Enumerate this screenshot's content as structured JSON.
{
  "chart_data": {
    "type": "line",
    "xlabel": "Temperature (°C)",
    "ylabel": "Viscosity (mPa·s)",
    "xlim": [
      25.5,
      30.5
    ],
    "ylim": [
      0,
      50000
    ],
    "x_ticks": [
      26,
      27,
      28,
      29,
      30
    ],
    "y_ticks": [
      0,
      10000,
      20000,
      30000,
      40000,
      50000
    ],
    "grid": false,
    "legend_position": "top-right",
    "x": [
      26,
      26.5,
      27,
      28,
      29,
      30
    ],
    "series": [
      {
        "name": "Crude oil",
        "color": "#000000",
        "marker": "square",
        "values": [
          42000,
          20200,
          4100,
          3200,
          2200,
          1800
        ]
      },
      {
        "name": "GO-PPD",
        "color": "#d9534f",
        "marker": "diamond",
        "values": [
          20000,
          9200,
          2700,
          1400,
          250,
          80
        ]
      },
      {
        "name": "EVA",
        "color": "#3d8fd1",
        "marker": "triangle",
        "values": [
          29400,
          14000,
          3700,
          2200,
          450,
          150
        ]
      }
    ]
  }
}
· · · · ·
* Stated goal
Print all of the entries exactly as they appear.

* Result for this task
Enumerate this screenshot's content as structured JSON.
{
  "chart_data": {
    "type": "line",
    "xlabel": "Temperature (°C)",
    "ylabel": "Viscosity (mPa·s)",
    "xlim": [
      25.5,
      30.5
    ],
    "ylim": [
      0,
      50000
    ],
    "x_ticks": [
      26,
      27,
      28,
      29,
      30
    ],
    "y_ticks": [
      0,
      10000,
      20000,
      30000,
      40000,
      50000
    ],
    "grid": false,
    "legend_position": "top-right",
    "x": [
      26,
      26.5,
      27,
      28,
      29,
      30
    ],
    "series": [
      {
        "name": "Crude oil",
        "color": "#000000",
        "marker": "square",
        "values": [
          42000,
          20200,
          4100,
          3200,
          2200,
          1800
        ]
      },
      {
        "name": "GO-PPD",
        "color": "#d9534f",
        "marker": "diamond",
        "values": [
          20000,
          9200,
          2700,
          1400,
          250,
          80
        ]
      },
      {
        "name": "EVA",
        "color": "#3d8fd1",
        "marker": "triangle",
        "values": [
          29400,
          14000,
          3700,
          2200,
          450,
          150
        ]
      }
    ]
  }
}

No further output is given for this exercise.